* _Information given_:

<<<<

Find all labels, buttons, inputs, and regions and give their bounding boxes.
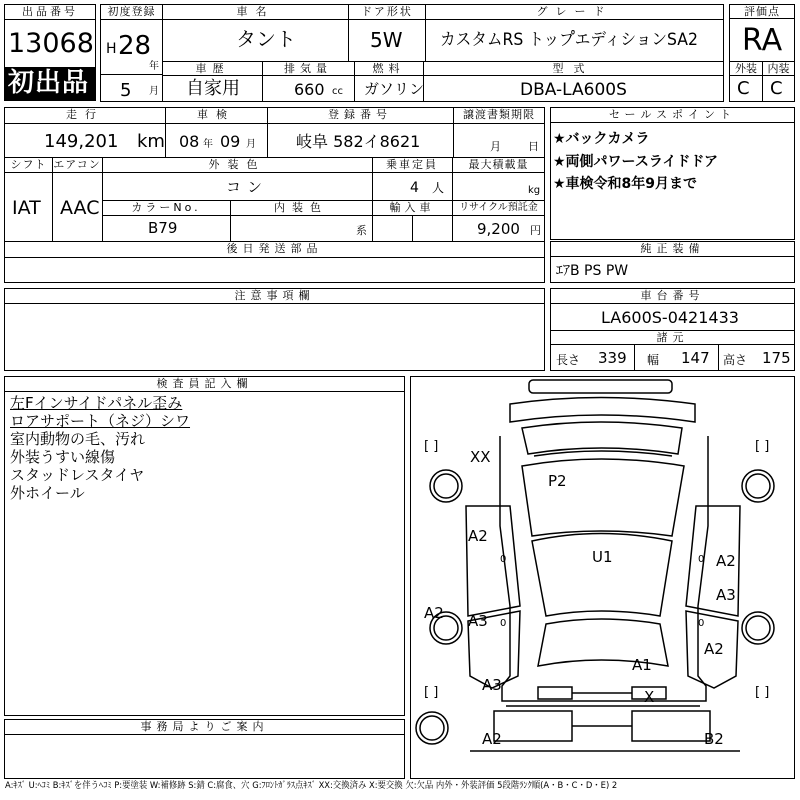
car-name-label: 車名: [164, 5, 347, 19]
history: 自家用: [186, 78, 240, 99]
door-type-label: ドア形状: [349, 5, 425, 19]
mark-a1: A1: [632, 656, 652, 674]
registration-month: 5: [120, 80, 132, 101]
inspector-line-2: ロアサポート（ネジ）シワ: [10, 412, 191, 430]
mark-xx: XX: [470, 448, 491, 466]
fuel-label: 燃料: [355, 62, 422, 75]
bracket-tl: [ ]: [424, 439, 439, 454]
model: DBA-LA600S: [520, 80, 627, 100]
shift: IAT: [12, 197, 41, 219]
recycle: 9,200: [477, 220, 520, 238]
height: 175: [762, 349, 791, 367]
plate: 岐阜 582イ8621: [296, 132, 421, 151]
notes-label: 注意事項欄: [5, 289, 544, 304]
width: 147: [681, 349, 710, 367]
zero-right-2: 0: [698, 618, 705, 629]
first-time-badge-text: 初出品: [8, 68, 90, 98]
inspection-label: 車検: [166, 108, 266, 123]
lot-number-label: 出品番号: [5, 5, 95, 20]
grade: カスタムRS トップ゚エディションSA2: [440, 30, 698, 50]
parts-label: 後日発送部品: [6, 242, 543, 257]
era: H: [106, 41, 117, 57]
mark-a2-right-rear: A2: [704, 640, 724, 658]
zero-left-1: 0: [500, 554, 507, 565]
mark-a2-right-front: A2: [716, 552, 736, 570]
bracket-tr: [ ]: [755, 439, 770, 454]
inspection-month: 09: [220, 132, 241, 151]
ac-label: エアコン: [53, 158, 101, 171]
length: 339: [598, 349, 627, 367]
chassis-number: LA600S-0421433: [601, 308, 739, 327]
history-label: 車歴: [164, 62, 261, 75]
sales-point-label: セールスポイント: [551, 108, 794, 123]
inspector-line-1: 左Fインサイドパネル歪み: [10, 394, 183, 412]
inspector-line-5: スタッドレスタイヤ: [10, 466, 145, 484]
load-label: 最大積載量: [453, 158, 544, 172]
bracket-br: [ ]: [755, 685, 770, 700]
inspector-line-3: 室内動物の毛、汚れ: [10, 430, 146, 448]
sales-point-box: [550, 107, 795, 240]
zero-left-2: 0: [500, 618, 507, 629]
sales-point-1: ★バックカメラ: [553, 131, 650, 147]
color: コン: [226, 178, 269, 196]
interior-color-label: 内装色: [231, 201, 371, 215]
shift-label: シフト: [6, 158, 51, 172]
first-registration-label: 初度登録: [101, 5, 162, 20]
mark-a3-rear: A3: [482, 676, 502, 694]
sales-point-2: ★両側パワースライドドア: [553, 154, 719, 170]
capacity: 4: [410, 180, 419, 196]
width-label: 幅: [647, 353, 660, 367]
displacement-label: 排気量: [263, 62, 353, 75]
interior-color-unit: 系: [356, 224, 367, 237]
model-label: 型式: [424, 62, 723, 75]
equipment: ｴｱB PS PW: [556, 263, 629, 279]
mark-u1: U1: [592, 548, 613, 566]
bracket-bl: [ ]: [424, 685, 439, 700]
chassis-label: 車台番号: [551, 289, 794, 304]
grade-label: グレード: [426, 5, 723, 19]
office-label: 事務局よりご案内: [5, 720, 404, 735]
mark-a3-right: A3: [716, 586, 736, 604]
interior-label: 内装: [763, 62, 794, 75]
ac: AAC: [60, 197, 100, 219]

>>>>

* _Exercise task_:
Rewrite all the entries with every occurrence of "bracket" renamed to "corner-bracket", leaving everything else unchanged and omitting the pictures.

* _Output for this exercise_:
Find all labels, buttons, inputs, and regions and give their bounding boxes.
car-name-label: 車名: [164, 5, 347, 19]
history: 自家用: [186, 78, 240, 99]
door-type-label: ドア形状: [349, 5, 425, 19]
mark-a1: A1: [632, 656, 652, 674]
registration-month: 5: [120, 80, 132, 101]
inspector-line-2: ロアサポート（ネジ）シワ: [10, 412, 191, 430]
mark-xx: XX: [470, 448, 491, 466]
fuel-label: 燃料: [355, 62, 422, 75]
corner-bracket-tl: [ ]: [424, 439, 439, 454]
model: DBA-LA600S: [520, 80, 627, 100]
shift: IAT: [12, 197, 41, 219]
recycle: 9,200: [477, 220, 520, 238]
height: 175: [762, 349, 791, 367]
plate: 岐阜 582イ8621: [296, 132, 421, 151]
notes-label: 注意事項欄: [5, 289, 544, 304]
width: 147: [681, 349, 710, 367]
zero-right-2: 0: [698, 618, 705, 629]
first-time-badge-text: 初出品: [8, 68, 90, 98]
inspection-label: 車検: [166, 108, 266, 123]
lot-number-label: 出品番号: [5, 5, 95, 20]
grade: カスタムRS トップ゚エディションSA2: [440, 30, 698, 50]
parts-label: 後日発送部品: [6, 242, 543, 257]
era: H: [106, 41, 117, 57]
mark-a2-right-rear: A2: [704, 640, 724, 658]
zero-left-1: 0: [500, 554, 507, 565]
mark-a2-right-front: A2: [716, 552, 736, 570]
corner-bracket-tr: [ ]: [755, 439, 770, 454]
inspection-month: 09: [220, 132, 241, 151]
ac-label: エアコン: [53, 158, 101, 171]
length: 339: [598, 349, 627, 367]
chassis-number: LA600S-0421433: [601, 308, 739, 327]
history-label: 車歴: [164, 62, 261, 75]
sales-point-label: セールスポイント: [551, 108, 794, 123]
inspector-line-1: 左Fインサイドパネル歪み: [10, 394, 183, 412]
inspector-line-5: スタッドレスタイヤ: [10, 466, 145, 484]
load-label: 最大積載量: [453, 158, 544, 172]
corner-bracket-br: [ ]: [755, 685, 770, 700]
inspector-line-3: 室内動物の毛、汚れ: [10, 430, 146, 448]
sales-point-box: [550, 107, 795, 240]
zero-left-2: 0: [500, 618, 507, 629]
sales-point-1: ★バックカメラ: [553, 131, 650, 147]
color: コン: [226, 178, 269, 196]
interior-color-label: 内装色: [231, 201, 371, 215]
shift-label: シフト: [6, 158, 51, 172]
first-registration-label: 初度登録: [101, 5, 162, 20]
mark-a3-rear: A3: [482, 676, 502, 694]
sales-point-2: ★両側パワースライドドア: [553, 154, 719, 170]
capacity: 4: [410, 180, 419, 196]
width-label: 幅: [647, 353, 660, 367]
displacement-label: 排気量: [263, 62, 353, 75]
interior-color-unit: 系: [356, 224, 367, 237]
model-label: 型式: [424, 62, 723, 75]
equipment: ｴｱB PS PW: [556, 263, 629, 279]
mark-u1: U1: [592, 548, 613, 566]
corner-bracket-bl: [ ]: [424, 685, 439, 700]
chassis-label: 車台番号: [551, 289, 794, 304]
grade-label: グレード: [426, 5, 723, 19]
office-label: 事務局よりご案内: [5, 720, 404, 735]
mark-a3-right: A3: [716, 586, 736, 604]
interior-label: 内装: [763, 62, 794, 75]
ac: AAC: [60, 197, 100, 219]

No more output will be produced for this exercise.